─── RECORD SET

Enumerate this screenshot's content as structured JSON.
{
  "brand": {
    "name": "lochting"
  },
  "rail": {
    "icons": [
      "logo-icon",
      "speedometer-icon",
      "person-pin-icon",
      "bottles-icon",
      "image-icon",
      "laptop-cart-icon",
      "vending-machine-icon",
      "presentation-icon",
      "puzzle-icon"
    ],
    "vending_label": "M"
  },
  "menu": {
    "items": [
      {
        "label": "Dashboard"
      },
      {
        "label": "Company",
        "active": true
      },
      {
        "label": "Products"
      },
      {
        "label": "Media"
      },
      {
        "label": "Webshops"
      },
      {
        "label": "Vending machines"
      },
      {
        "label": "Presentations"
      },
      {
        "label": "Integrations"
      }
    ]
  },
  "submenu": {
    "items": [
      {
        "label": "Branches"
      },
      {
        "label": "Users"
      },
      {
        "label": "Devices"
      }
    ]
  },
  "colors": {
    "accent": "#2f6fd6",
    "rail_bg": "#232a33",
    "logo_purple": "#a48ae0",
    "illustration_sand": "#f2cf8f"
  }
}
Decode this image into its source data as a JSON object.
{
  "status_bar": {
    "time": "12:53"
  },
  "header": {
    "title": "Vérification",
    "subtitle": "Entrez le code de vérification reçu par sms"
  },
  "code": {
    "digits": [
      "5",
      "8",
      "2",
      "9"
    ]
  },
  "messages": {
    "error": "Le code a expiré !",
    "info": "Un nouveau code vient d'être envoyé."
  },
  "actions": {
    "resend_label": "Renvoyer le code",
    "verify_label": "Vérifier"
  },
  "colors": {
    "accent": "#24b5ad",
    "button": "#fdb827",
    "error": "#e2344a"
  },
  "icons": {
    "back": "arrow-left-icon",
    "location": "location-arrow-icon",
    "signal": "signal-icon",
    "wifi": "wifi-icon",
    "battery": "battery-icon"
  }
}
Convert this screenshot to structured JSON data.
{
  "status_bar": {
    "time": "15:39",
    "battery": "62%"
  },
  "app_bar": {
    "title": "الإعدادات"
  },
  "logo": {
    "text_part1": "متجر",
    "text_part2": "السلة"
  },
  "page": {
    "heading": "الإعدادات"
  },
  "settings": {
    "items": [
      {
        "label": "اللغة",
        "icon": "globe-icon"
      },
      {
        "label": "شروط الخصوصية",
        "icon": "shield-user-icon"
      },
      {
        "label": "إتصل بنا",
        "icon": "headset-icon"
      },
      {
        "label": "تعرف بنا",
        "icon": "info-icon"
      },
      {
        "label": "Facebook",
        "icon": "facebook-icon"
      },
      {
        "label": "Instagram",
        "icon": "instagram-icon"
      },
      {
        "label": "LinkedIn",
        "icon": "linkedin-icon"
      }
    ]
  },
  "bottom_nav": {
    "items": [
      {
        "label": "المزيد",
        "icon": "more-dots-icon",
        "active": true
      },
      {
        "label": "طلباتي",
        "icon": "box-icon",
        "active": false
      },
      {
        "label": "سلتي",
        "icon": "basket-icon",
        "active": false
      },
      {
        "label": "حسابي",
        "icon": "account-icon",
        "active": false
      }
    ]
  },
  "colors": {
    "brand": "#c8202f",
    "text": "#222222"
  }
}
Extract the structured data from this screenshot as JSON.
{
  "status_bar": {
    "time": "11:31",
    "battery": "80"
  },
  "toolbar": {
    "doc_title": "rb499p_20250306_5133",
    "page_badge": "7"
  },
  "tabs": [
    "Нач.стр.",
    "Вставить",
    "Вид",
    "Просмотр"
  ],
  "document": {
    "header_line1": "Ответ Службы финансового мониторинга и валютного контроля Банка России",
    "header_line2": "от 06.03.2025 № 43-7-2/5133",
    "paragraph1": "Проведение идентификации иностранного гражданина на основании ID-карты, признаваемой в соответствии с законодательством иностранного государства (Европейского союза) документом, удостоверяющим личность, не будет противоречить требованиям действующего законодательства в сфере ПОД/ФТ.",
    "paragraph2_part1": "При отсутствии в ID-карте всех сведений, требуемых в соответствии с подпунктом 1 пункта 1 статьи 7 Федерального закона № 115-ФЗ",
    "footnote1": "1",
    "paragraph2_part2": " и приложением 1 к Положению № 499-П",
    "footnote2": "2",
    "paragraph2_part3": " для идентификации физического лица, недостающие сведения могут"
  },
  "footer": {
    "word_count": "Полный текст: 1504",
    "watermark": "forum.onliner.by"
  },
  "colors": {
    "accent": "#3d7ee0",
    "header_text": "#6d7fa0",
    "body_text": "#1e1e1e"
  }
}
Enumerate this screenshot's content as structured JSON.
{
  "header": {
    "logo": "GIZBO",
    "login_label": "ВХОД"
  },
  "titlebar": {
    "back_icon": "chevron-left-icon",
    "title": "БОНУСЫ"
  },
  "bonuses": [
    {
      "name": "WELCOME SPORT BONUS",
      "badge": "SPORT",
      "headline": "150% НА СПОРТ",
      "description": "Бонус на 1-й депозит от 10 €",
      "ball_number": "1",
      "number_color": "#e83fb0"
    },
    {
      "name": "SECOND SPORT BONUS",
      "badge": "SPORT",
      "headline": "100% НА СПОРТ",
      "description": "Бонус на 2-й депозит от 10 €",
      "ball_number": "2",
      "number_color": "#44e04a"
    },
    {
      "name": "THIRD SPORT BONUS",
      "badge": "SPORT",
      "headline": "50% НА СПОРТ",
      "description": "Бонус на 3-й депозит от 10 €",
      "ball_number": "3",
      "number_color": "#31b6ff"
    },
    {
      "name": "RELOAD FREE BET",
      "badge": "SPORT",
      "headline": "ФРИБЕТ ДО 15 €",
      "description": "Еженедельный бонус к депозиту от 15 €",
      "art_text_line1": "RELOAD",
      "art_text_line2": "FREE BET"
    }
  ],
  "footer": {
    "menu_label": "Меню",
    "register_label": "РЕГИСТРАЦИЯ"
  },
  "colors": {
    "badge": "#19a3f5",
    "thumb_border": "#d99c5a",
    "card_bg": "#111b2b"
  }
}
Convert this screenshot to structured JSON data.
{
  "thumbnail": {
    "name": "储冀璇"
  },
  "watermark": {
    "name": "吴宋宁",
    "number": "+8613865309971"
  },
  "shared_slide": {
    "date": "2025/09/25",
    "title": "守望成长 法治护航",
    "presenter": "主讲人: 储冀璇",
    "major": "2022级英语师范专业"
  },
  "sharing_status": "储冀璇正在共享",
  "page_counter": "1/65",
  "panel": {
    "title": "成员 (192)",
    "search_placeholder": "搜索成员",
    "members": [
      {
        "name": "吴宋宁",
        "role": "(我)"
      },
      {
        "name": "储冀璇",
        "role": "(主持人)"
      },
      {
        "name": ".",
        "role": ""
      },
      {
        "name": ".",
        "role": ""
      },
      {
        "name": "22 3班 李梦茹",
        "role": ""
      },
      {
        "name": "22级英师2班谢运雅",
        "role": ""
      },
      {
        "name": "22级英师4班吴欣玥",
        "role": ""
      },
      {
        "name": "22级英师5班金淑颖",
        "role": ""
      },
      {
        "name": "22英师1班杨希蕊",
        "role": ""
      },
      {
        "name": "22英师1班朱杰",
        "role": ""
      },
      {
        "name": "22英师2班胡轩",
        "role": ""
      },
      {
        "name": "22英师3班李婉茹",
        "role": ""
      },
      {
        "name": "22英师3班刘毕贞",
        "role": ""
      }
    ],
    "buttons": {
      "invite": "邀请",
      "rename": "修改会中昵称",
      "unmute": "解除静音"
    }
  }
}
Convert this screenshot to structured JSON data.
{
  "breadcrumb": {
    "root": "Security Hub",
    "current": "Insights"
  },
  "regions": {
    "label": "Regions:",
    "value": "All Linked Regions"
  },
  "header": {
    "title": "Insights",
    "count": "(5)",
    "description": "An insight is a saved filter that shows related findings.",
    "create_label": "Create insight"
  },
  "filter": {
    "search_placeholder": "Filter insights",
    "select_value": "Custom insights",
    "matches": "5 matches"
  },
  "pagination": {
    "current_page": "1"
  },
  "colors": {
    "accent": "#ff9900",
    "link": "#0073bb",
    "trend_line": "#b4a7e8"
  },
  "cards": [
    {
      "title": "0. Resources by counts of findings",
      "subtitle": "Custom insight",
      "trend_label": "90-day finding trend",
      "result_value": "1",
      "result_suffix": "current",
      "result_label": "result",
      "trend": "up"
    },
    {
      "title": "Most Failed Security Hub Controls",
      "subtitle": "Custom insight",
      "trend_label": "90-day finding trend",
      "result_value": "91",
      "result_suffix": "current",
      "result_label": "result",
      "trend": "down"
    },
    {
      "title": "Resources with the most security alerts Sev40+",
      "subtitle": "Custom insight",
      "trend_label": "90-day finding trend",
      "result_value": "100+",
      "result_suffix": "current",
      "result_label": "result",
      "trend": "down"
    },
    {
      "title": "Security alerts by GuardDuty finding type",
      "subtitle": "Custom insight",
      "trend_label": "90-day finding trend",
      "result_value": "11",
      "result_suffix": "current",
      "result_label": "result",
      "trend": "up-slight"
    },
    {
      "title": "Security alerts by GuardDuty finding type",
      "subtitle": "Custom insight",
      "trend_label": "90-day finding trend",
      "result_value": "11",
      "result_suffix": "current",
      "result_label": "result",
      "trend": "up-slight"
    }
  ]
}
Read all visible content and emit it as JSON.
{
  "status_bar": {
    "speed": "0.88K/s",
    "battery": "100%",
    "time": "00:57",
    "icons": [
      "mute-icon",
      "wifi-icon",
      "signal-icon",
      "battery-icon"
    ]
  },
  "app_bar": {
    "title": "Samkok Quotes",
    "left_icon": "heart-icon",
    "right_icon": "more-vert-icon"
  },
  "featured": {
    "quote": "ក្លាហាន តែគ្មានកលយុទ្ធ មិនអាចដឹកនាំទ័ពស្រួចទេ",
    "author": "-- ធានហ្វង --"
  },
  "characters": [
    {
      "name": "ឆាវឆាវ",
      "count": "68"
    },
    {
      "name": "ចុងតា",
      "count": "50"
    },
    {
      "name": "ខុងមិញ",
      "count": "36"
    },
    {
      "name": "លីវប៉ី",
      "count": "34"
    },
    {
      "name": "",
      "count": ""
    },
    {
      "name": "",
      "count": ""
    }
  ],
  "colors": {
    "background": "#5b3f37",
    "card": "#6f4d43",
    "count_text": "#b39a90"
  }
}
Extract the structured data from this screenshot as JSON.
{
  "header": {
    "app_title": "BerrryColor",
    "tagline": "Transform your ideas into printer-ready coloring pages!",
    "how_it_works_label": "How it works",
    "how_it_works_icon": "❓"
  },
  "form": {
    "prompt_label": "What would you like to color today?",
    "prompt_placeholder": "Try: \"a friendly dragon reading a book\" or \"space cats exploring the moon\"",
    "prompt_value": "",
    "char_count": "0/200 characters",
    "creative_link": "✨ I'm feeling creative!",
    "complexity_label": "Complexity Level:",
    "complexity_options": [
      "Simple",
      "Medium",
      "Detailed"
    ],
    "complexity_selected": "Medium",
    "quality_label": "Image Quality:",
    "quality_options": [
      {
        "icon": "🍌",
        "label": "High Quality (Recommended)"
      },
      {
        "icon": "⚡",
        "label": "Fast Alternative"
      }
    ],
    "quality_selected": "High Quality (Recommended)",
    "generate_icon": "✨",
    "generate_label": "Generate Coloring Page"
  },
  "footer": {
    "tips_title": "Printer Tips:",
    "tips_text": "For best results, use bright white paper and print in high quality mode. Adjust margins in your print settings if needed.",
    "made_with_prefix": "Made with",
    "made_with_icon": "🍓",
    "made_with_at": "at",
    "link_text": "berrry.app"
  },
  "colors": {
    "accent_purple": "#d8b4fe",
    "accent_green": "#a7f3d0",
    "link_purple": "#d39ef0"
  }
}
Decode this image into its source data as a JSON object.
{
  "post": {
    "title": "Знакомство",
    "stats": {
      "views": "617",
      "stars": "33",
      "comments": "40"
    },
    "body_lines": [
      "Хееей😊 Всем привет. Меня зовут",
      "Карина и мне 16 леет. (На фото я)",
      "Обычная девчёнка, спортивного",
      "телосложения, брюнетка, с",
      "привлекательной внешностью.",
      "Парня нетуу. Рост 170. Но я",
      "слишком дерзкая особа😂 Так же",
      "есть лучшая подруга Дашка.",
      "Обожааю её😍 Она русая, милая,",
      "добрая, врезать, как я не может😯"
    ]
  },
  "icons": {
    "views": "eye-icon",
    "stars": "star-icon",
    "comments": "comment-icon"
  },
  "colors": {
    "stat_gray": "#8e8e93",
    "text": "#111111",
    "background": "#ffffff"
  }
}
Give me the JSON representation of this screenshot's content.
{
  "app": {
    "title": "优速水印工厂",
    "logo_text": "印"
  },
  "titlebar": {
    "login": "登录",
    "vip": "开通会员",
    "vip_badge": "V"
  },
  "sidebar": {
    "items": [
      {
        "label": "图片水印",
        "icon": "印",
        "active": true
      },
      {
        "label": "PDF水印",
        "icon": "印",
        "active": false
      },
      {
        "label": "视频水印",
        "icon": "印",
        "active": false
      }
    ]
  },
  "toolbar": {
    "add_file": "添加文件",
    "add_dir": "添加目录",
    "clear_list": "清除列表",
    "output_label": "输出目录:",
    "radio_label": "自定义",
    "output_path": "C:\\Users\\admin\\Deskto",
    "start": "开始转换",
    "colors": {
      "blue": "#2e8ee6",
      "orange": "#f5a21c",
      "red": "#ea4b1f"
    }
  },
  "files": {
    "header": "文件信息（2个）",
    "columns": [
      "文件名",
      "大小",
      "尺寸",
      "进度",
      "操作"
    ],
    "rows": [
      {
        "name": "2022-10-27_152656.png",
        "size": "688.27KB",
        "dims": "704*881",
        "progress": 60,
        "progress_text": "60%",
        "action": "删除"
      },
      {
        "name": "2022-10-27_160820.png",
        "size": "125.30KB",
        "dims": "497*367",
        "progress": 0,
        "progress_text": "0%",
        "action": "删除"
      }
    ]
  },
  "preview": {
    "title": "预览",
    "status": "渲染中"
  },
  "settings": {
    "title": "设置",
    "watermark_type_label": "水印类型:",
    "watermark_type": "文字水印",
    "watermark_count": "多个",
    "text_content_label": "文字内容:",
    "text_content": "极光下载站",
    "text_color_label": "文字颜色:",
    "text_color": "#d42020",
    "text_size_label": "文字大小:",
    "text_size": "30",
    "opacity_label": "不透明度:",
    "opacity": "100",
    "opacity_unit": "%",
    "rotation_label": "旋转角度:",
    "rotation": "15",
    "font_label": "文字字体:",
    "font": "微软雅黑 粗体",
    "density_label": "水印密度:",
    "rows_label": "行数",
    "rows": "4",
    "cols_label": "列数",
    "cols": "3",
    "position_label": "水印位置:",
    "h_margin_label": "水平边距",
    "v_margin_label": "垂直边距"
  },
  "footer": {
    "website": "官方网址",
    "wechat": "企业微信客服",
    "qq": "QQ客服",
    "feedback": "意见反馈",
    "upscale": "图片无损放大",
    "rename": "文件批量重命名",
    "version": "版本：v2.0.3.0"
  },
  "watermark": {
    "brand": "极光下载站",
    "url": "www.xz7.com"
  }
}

──────

WRITTEN TASK: Return each line among the entries that holds the word "Resources".

WRITTEN RESPONSE:
      "title": "0. Resources by counts of findings",
      "title": "Resources with the most security alerts Sev40+",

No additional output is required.